+++ DATASET EXCERPTS +++

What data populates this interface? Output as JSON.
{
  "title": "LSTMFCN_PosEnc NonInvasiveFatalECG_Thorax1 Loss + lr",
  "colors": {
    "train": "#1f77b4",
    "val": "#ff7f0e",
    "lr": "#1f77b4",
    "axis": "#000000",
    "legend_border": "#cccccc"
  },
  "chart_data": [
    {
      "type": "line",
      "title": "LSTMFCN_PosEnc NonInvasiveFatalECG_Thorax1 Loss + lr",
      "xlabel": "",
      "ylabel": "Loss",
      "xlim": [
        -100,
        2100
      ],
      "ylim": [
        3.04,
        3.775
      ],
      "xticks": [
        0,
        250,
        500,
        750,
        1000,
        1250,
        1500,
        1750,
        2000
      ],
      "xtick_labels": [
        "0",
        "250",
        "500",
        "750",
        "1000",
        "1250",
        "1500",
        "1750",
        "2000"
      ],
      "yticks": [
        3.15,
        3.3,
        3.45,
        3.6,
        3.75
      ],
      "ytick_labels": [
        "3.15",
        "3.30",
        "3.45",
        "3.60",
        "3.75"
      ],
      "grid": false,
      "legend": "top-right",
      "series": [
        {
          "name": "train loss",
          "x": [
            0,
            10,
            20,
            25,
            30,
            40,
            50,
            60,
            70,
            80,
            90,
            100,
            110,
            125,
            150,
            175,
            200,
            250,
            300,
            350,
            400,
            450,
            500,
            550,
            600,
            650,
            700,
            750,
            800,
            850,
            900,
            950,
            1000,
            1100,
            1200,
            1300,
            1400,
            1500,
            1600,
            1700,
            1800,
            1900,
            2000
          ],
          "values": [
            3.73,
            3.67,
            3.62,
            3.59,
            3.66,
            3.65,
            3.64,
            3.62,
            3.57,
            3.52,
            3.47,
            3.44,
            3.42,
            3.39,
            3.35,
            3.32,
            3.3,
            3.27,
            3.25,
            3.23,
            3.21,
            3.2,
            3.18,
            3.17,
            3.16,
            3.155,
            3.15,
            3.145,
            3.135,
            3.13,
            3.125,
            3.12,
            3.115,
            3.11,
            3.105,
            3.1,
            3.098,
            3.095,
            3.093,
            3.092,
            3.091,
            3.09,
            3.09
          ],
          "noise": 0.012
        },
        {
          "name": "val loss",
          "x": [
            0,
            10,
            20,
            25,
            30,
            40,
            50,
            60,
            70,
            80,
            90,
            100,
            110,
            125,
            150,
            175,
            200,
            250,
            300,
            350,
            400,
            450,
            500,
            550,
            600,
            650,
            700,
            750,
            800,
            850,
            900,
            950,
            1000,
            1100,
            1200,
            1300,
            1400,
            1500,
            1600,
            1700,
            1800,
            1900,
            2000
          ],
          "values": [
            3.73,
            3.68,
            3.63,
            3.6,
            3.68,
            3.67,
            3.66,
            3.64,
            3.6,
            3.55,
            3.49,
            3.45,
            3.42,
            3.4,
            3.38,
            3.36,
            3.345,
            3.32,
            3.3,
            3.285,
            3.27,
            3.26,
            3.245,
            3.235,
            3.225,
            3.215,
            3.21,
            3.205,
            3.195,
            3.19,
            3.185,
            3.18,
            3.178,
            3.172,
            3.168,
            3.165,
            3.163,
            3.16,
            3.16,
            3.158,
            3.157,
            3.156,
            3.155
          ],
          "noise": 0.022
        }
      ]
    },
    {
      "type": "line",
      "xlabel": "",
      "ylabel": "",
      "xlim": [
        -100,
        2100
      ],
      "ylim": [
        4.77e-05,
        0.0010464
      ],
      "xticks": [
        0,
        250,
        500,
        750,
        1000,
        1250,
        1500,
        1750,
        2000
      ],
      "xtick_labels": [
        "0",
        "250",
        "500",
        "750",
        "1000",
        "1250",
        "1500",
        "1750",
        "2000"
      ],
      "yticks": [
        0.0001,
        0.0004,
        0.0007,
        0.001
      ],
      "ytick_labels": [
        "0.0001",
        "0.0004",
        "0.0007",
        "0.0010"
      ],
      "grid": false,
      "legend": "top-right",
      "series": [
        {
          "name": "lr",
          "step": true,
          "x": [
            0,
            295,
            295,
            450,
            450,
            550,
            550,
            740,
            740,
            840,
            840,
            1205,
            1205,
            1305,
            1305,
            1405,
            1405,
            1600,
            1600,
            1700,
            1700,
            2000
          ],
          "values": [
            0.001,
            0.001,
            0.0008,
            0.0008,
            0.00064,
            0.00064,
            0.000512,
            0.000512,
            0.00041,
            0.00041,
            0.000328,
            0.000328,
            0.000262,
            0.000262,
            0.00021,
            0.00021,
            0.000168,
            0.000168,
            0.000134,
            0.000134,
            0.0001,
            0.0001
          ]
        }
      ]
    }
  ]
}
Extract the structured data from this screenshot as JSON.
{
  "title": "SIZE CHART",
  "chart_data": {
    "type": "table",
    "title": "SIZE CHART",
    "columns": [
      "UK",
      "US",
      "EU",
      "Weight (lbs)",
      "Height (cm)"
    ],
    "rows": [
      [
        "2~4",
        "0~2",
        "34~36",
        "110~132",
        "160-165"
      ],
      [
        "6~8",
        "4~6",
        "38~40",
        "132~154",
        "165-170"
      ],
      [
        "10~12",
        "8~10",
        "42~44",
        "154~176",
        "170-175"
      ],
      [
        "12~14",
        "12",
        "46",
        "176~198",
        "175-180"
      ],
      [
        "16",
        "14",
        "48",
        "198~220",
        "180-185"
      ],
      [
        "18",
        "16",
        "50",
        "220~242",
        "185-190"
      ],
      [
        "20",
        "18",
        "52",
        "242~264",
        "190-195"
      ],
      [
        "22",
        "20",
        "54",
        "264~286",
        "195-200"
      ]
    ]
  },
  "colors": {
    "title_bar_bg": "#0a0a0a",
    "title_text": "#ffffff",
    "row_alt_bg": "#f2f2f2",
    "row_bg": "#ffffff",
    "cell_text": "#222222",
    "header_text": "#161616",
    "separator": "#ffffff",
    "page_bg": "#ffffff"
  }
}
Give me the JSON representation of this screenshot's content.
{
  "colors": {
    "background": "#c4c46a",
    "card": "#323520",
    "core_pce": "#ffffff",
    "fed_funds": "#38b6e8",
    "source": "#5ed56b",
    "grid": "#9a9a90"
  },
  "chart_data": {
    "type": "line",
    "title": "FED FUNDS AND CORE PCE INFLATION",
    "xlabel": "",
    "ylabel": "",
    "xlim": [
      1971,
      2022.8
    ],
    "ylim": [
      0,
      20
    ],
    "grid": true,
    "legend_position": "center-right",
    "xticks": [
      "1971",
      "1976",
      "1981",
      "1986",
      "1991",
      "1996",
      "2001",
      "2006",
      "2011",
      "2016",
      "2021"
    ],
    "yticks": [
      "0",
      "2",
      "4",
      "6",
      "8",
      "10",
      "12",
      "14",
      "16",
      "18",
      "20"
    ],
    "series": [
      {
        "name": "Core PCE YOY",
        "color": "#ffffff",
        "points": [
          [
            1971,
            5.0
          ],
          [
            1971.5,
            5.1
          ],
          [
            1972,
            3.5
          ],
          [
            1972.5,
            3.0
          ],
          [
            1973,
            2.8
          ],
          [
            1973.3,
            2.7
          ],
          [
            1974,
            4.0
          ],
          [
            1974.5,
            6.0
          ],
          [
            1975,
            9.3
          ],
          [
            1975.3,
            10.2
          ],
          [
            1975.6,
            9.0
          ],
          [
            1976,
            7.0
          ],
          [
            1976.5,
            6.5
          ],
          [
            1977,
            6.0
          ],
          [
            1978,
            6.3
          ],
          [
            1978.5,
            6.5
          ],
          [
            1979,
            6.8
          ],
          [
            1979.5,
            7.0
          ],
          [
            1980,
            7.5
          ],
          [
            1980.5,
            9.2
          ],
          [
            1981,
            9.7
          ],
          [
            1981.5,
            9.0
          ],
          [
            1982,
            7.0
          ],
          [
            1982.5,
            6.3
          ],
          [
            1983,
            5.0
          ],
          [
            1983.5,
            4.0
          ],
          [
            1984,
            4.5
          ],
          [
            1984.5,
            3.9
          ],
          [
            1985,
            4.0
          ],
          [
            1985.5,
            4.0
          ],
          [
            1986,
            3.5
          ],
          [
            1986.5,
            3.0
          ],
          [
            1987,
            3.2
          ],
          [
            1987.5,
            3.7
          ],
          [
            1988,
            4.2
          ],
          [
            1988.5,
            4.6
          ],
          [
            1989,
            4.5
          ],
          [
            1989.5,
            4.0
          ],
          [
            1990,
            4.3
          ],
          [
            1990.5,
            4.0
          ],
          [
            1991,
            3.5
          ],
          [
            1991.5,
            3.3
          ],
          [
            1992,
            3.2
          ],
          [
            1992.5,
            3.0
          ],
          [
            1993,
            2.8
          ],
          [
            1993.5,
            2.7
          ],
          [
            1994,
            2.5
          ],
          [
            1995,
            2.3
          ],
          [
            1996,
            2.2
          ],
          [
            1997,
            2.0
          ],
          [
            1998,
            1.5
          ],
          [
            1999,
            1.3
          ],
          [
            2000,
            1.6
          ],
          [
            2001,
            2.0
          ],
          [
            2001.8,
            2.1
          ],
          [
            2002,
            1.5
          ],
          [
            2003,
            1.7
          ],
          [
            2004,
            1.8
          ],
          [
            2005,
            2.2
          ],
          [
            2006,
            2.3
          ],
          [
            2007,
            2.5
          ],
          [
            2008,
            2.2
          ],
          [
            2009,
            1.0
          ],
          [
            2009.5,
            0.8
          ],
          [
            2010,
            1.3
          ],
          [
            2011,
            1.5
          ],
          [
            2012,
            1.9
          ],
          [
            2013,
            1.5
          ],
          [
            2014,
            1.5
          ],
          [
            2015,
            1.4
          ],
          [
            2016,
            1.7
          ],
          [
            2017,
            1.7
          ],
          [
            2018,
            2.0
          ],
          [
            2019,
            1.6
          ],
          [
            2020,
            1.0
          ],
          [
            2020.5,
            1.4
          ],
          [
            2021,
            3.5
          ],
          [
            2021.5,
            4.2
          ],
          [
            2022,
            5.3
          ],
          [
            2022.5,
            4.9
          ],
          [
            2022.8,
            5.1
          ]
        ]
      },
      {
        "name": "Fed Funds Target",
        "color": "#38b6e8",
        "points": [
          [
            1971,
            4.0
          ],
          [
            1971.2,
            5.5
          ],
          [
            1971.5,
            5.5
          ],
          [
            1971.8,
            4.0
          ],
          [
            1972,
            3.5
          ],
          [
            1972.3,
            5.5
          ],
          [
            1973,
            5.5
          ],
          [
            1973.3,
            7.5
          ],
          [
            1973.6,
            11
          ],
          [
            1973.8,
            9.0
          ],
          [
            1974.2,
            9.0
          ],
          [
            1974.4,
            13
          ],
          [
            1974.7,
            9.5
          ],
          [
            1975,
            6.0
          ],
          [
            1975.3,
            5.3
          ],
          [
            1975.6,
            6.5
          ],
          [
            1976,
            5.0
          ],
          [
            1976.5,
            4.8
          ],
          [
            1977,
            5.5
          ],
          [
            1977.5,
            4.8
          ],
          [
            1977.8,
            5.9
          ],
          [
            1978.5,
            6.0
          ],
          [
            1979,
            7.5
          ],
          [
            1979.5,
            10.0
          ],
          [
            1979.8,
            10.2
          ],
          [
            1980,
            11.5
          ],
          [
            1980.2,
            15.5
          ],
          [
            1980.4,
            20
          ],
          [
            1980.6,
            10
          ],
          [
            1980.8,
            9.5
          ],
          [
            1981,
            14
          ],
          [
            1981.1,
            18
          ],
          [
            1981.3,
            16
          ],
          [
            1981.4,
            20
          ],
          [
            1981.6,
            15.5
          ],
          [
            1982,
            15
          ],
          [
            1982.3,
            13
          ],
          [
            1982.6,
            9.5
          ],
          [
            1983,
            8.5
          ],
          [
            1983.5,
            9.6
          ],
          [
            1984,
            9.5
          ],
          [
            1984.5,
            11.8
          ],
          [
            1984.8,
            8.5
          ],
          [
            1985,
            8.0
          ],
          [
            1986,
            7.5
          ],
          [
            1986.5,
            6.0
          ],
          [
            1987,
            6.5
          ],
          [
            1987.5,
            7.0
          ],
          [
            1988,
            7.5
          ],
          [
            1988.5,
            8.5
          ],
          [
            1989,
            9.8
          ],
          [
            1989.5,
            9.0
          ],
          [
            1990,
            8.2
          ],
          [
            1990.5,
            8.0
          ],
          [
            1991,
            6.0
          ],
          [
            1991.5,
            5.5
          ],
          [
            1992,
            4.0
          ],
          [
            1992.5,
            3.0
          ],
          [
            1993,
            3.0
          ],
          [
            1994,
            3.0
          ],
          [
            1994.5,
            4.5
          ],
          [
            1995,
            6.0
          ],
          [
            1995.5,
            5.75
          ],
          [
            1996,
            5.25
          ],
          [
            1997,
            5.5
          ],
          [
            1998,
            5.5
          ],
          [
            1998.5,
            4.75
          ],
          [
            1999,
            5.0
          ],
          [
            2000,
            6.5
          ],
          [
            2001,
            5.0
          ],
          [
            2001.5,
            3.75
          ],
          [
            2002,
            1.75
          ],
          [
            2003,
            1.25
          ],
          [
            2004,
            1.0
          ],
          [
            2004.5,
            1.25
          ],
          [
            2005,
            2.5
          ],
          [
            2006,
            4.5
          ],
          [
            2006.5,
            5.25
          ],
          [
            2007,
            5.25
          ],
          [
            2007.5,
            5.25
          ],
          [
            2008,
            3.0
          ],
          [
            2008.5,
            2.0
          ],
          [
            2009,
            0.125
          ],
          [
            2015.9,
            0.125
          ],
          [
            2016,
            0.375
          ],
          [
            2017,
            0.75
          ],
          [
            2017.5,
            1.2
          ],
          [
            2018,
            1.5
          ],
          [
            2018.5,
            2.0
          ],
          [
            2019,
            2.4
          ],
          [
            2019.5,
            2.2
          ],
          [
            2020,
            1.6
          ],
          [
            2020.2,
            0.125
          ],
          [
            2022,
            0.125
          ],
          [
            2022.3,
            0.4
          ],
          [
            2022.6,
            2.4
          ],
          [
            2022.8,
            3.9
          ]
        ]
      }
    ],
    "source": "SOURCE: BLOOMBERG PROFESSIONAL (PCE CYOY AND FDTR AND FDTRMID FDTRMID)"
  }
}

+++

* [THE EXERCISE] From the material above, gather all lines that include the string "type" and copy them.

* [EXERCISE OUTPUT]
      "type": "line",
      "type": "line",
    "type": "table",
    "type": "line",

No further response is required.